Records shown.

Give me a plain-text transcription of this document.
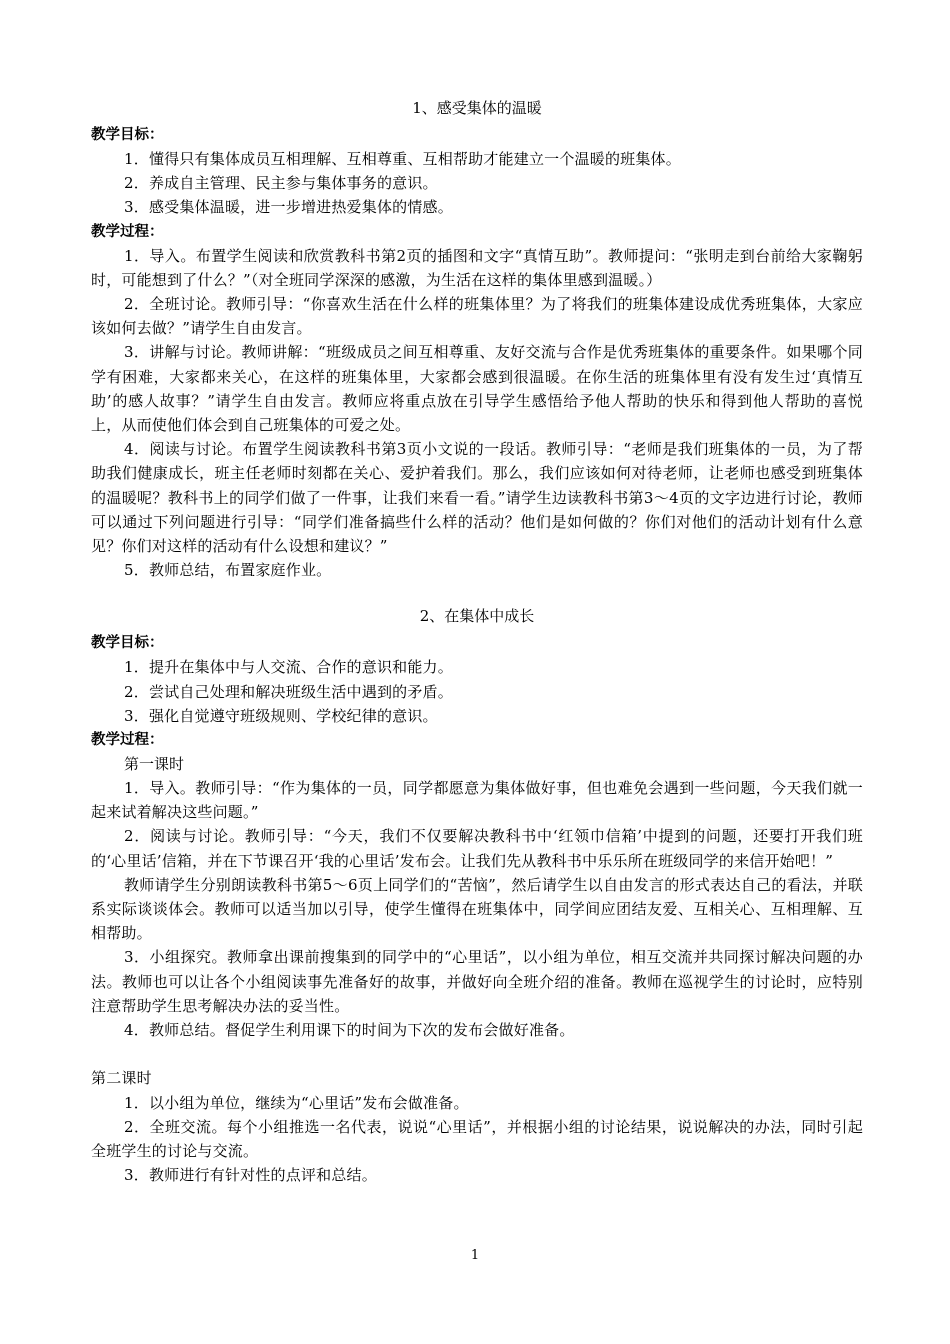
1、感受集体的温暖

教学目标：

1．懂得只有集体成员互相理解、互相尊重、互相帮助才能建立一个温暖的班集体。

2．养成自主管理、民主参与集体事务的意识。

3．感受集体温暖，进一步增进热爱集体的情感。

教学过程：

1．导入。布置学生阅读和欣赏教科书第2页的插图和文字“真情互助”。教师提问：“张明走到台前给大家鞠躬时，可能想到了什么？”（对全班同学深深的感激，为生活在这样的集体里感到温暖。）

2．全班讨论。教师引导：“你喜欢生活在什么样的班集体里？为了将我们的班集体建设成优秀班集体，大家应该如何去做？”请学生自由发言。

3．讲解与讨论。教师讲解：“班级成员之间互相尊重、友好交流与合作是优秀班集体的重要条件。如果哪个同学有困难，大家都来关心，在这样的班集体里，大家都会感到很温暖。在你生活的班集体里有没有发生过‘真情互助’的感人故事？”请学生自由发言。教师应将重点放在引导学生感悟给予他人帮助的快乐和得到他人帮助的喜悦上，从而使他们体会到自己班集体的可爱之处。

4．阅读与讨论。布置学生阅读教科书第3页小文说的一段话。教师引导：“老师是我们班集体的一员，为了帮助我们健康成长，班主任老师时刻都在关心、爱护着我们。那么，我们应该如何对待老师，让老师也感受到班集体的温暖呢？教科书上的同学们做了一件事，让我们来看一看。”请学生边读教科书第3～4页的文字边进行讨论，教师可以通过下列问题进行引导：“同学们准备搞些什么样的活动？他们是如何做的？你们对他们的活动计划有什么意见？你们对这样的活动有什么设想和建议？”

5．教师总结，布置家庭作业。

2、在集体中成长

教学目标：

1．提升在集体中与人交流、合作的意识和能力。

2．尝试自己处理和解决班级生活中遇到的矛盾。

3．强化自觉遵守班级规则、学校纪律的意识。

教学过程：

第一课时

1．导入。教师引导：“作为集体的一员，同学都愿意为集体做好事，但也难免会遇到一些问题，今天我们就一起来试着解决这些问题。”

2．阅读与讨论。教师引导：“今天，我们不仅要解决教科书中‘红领巾信箱’中提到的问题，还要打开我们班的‘心里话’信箱，并在下节课召开‘我的心里话’发布会。让我们先从教科书中乐乐所在班级同学的来信开始吧！”

教师请学生分别朗读教科书第5～6页上同学们的“苦恼”，然后请学生以自由发言的形式表达自己的看法，并联系实际谈谈体会。教师可以适当加以引导，使学生懂得在班集体中，同学间应团结友爱、互相关心、互相理解、互相帮助。

3．小组探究。教师拿出课前搜集到的同学中的“心里话”，以小组为单位，相互交流并共同探讨解决问题的办法。教师也可以让各个小组阅读事先准备好的故事，并做好向全班介绍的准备。教师在巡视学生的讨论时，应特别注意帮助学生思考解决办法的妥当性。

4．教师总结。督促学生利用课下的时间为下次的发布会做好准备。

第二课时

1．以小组为单位，继续为“心里话”发布会做准备。

2．全班交流。每个小组推选一名代表，说说“心里话”，并根据小组的讨论结果，说说解决的办法，同时引起全班学生的讨论与交流。

3．教师进行有针对性的点评和总结。

1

Problem requirements. Extract, from the material above, each line holding the word "以小组为单位".

Result of the exercise.
3．小组探究。教师拿出课前搜集到的同学中的“心里话”，以小组为单位，相互交流并共同探讨解决问题的办法。教师也可以让各个小组阅读事先准备好的故事，并做好向全班介绍的准备。教师在巡视学生的讨论时，应特别注意帮助学生思考解决办法的妥当性。
1．以小组为单位，继续为“心里话”发布会做准备。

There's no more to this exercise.